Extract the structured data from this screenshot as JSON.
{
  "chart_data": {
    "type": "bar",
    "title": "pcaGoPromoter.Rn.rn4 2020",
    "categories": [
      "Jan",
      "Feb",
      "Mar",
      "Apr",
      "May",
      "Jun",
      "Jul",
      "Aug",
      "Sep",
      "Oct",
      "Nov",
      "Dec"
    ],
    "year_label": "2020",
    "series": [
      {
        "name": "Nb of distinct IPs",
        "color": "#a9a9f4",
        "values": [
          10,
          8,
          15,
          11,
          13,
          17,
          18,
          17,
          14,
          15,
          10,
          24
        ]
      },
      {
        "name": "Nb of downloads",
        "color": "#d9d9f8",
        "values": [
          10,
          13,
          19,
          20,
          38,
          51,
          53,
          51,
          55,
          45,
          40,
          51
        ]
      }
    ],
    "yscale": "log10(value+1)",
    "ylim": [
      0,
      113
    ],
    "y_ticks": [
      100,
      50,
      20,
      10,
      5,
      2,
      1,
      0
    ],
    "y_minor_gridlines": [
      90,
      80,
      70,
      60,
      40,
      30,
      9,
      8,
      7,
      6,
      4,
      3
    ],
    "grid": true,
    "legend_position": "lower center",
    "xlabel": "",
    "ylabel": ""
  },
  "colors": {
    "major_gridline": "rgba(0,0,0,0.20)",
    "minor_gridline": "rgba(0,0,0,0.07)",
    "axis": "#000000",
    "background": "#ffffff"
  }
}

§ **WHAT YOU NEED TO DO**
Take the listing above and write it out again exactly.

§ **RESPONSE TO THIS TASK**
Extract the structured data from this screenshot as JSON.
{
  "chart_data": {
    "type": "bar",
    "title": "pcaGoPromoter.Rn.rn4 2020",
    "categories": [
      "Jan",
      "Feb",
      "Mar",
      "Apr",
      "May",
      "Jun",
      "Jul",
      "Aug",
      "Sep",
      "Oct",
      "Nov",
      "Dec"
    ],
    "year_label": "2020",
    "series": [
      {
        "name": "Nb of distinct IPs",
        "color": "#a9a9f4",
        "values": [
          10,
          8,
          15,
          11,
          13,
          17,
          18,
          17,
          14,
          15,
          10,
          24
        ]
      },
      {
        "name": "Nb of downloads",
        "color": "#d9d9f8",
        "values": [
          10,
          13,
          19,
          20,
          38,
          51,
          53,
          51,
          55,
          45,
          40,
          51
        ]
      }
    ],
    "yscale": "log10(value+1)",
    "ylim": [
      0,
      113
    ],
    "y_ticks": [
      100,
      50,
      20,
      10,
      5,
      2,
      1,
      0
    ],
    "y_minor_gridlines": [
      90,
      80,
      70,
      60,
      40,
      30,
      9,
      8,
      7,
      6,
      4,
      3
    ],
    "grid": true,
    "legend_position": "lower center",
    "xlabel": "",
    "ylabel": ""
  },
  "colors": {
    "major_gridline": "rgba(0,0,0,0.20)",
    "minor_gridline": "rgba(0,0,0,0.07)",
    "axis": "#000000",
    "background": "#ffffff"
  }
}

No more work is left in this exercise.